* START Listed records *
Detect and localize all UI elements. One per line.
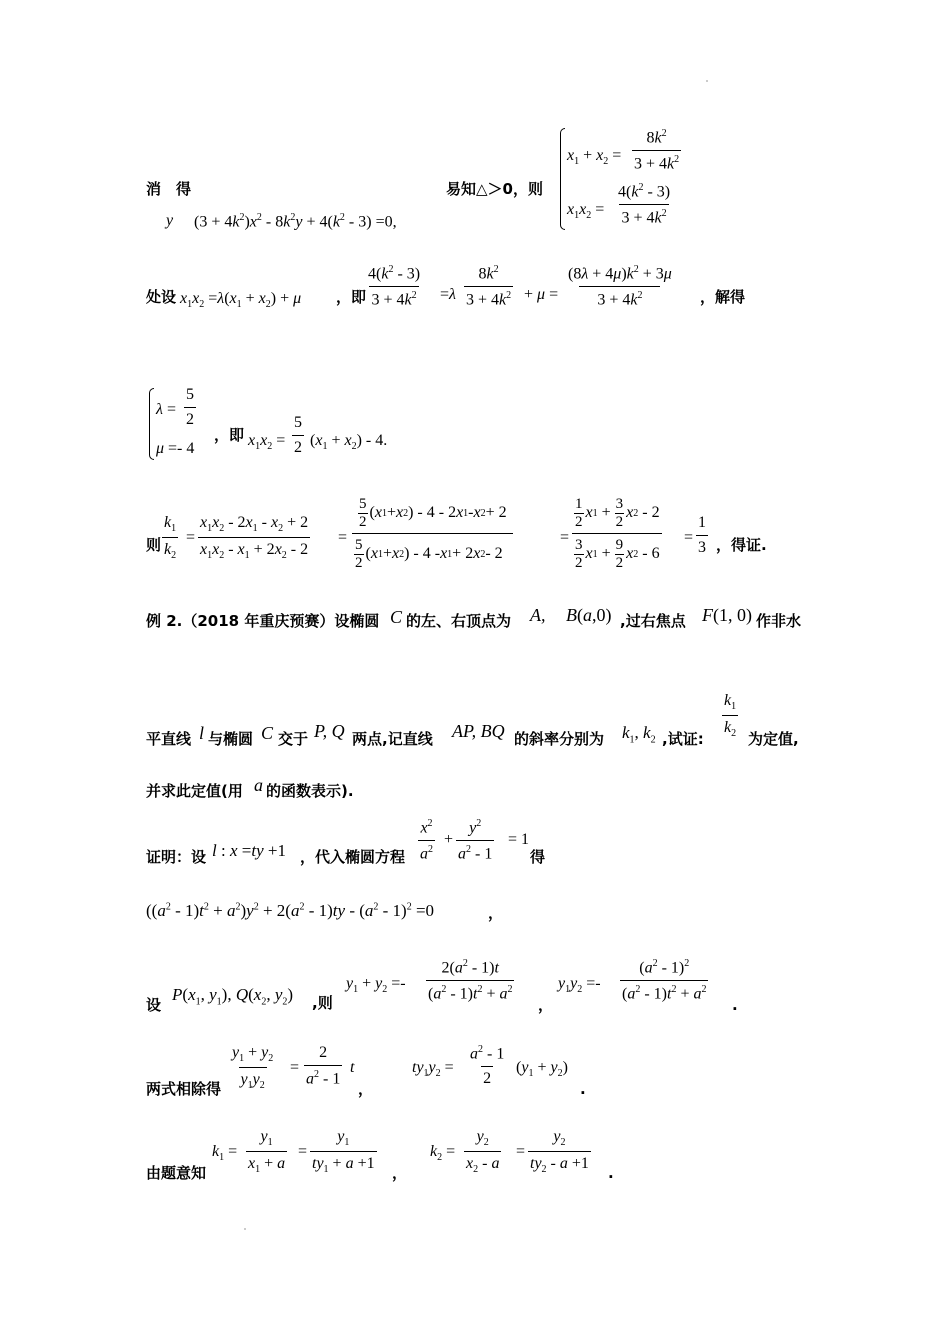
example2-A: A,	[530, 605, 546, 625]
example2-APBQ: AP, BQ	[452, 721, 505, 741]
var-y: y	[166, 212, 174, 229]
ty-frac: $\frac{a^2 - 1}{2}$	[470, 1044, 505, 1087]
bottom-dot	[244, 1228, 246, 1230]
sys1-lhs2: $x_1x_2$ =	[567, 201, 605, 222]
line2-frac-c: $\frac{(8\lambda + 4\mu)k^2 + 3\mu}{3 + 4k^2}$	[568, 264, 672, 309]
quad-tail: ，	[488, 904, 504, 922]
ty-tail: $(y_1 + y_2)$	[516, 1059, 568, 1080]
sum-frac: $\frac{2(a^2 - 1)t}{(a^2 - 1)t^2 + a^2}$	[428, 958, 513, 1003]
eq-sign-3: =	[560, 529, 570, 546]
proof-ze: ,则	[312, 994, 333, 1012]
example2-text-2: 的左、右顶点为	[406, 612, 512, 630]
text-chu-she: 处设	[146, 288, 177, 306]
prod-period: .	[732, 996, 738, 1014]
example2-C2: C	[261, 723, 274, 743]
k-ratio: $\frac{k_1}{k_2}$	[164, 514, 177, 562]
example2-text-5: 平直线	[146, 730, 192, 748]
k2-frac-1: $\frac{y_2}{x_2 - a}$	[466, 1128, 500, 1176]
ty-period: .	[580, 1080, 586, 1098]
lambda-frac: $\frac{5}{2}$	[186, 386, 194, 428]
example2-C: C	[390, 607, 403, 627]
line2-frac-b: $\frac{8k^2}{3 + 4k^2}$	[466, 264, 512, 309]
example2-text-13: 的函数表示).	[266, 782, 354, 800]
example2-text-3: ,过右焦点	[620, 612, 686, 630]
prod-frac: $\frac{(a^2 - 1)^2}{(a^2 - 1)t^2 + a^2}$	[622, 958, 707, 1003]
* END Listed records *
Copy every line of the material above word for word, leaving out the picture.

→ Exercise answer
Detect and localize all UI elements. One per line.
example2-A: A,	[530, 605, 546, 625]
example2-APBQ: AP, BQ	[452, 721, 505, 741]
var-y: y	[166, 212, 174, 229]
ty-frac: $\frac{a^2 - 1}{2}$	[470, 1044, 505, 1087]
bottom-dot	[244, 1228, 246, 1230]
sys1-lhs2: $x_1x_2$ =	[567, 201, 605, 222]
line2-frac-c: $\frac{(8\lambda + 4\mu)k^2 + 3\mu}{3 + 4k^2}$	[568, 264, 672, 309]
quad-tail: ，	[488, 904, 504, 922]
ty-tail: $(y_1 + y_2)$	[516, 1059, 568, 1080]
sum-frac: $\frac{2(a^2 - 1)t}{(a^2 - 1)t^2 + a^2}$	[428, 958, 513, 1003]
eq-sign-3: =	[560, 529, 570, 546]
proof-ze: ,则	[312, 994, 333, 1012]
example2-text-2: 的左、右顶点为	[406, 612, 512, 630]
text-chu-she: 处设	[146, 288, 177, 306]
prod-period: .	[732, 996, 738, 1014]
example2-C2: C	[261, 723, 274, 743]
k-ratio: $\frac{k_1}{k_2}$	[164, 514, 177, 562]
example2-text-5: 平直线	[146, 730, 192, 748]
k2-frac-1: $\frac{y_2}{x_2 - a}$	[466, 1128, 500, 1176]
ty-period: .	[580, 1080, 586, 1098]
lambda-frac: $\frac{5}{2}$	[186, 386, 194, 428]
example2-C: C	[390, 607, 403, 627]
line2-frac-b: $\frac{8k^2}{3 + 4k^2}$	[466, 264, 512, 309]
example2-text-13: 的函数表示).	[266, 782, 354, 800]
example2-text-3: ,过右焦点	[620, 612, 686, 630]
prod-frac: $\frac{(a^2 - 1)^2}{(a^2 - 1)t^2 + a^2}$	[622, 958, 707, 1003]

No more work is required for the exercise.